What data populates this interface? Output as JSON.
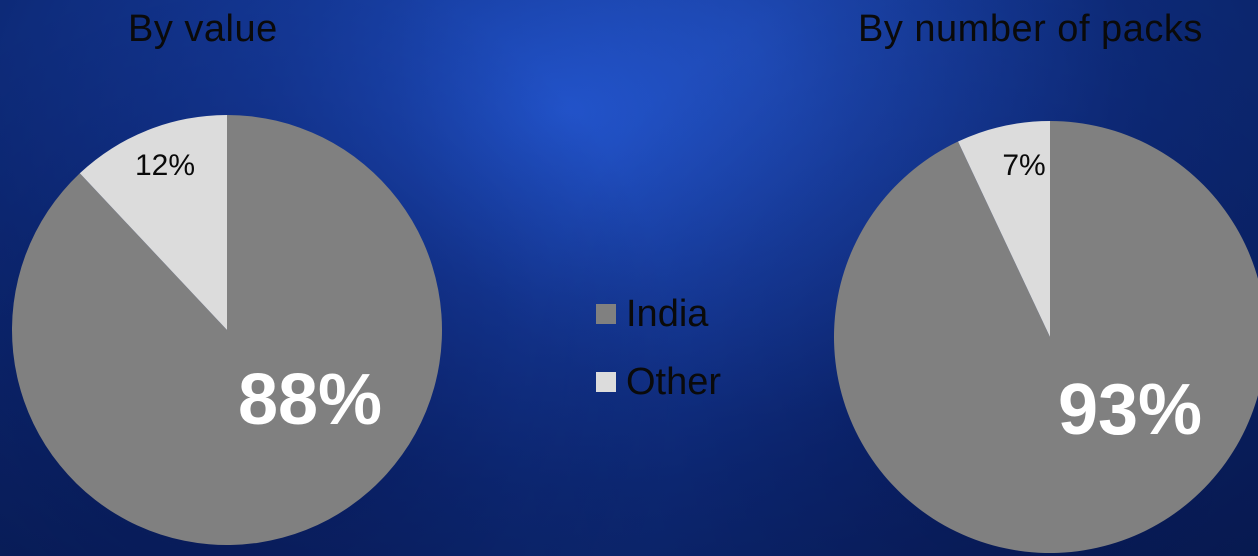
{
  "chart_data": [
    {
      "type": "pie",
      "title": "By value",
      "slices": [
        {
          "label": "India",
          "value": 88,
          "label_text": "88%",
          "color": "#808080"
        },
        {
          "label": "Other",
          "value": 12,
          "label_text": "12%",
          "color": "#dcdcdc"
        }
      ]
    },
    {
      "type": "pie",
      "title": "By number of packs",
      "slices": [
        {
          "label": "India",
          "value": 93,
          "label_text": "93%",
          "color": "#808080"
        },
        {
          "label": "Other",
          "value": 7,
          "label_text": "7%",
          "color": "#dcdcdc"
        }
      ]
    }
  ],
  "legend": {
    "placement": "center",
    "items": [
      {
        "label": "India",
        "color": "#808080"
      },
      {
        "label": "Other",
        "color": "#dcdcdc"
      }
    ]
  }
}
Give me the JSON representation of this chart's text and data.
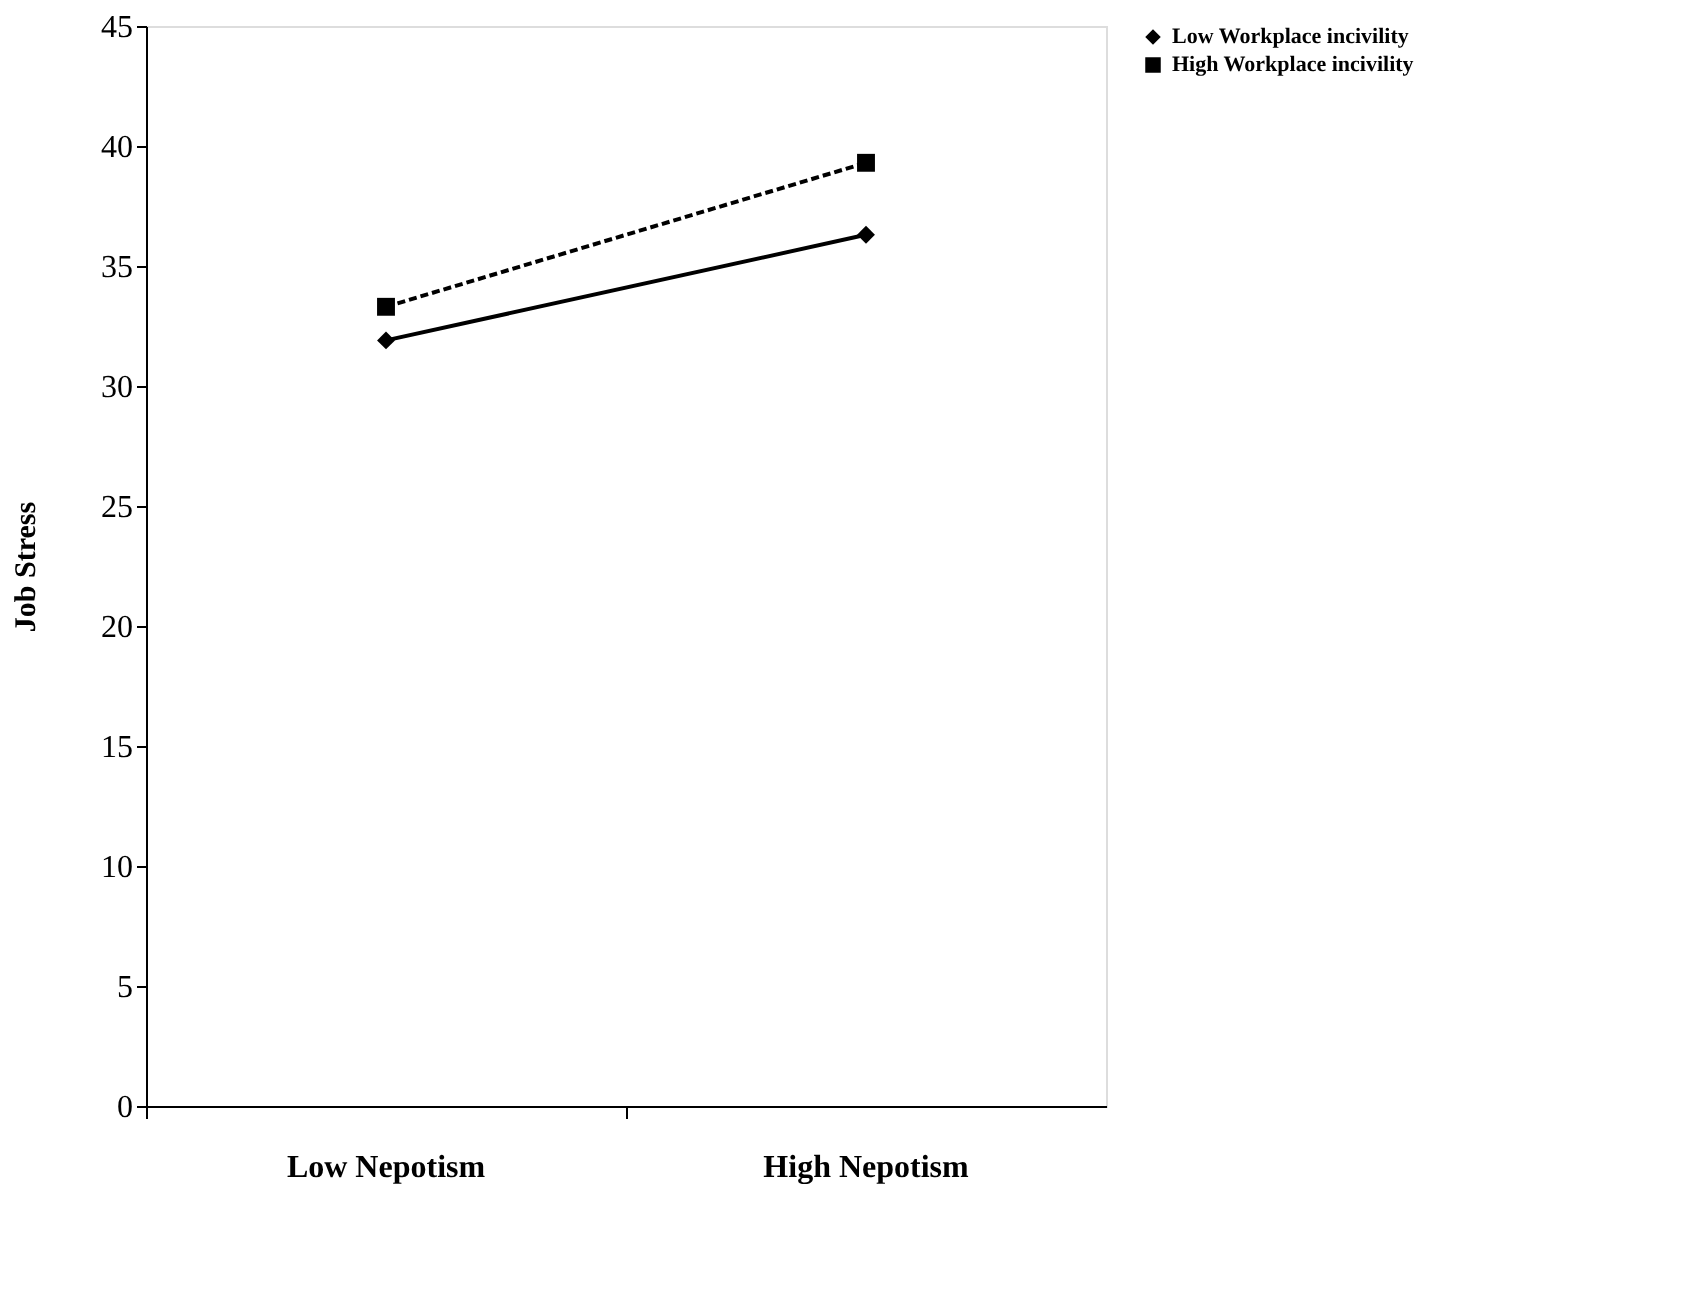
{
  "chart_data": {
    "type": "line",
    "ylabel": "Job Stress",
    "categories": [
      "Low Nepotism",
      "High Nepotism"
    ],
    "series": [
      {
        "name": "Low Workplace incivility",
        "color": "#000000",
        "values": [
          31.9,
          36.3
        ],
        "marker": "diamond",
        "line_style": "solid"
      },
      {
        "name": "High Workplace incivility",
        "color": "#000000",
        "values": [
          33.3,
          39.3
        ],
        "marker": "square",
        "line_style": "dashed"
      }
    ],
    "ylim": [
      0,
      45
    ],
    "yticks": [
      0,
      5,
      10,
      15,
      20,
      25,
      30,
      35,
      40,
      45
    ],
    "grid": false,
    "legend": "right"
  }
}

* * *

Copy out every line that includes the word "High".

# [TASK OUTPUT]
      "High Nepotism"
        "name": "High Workplace incivility",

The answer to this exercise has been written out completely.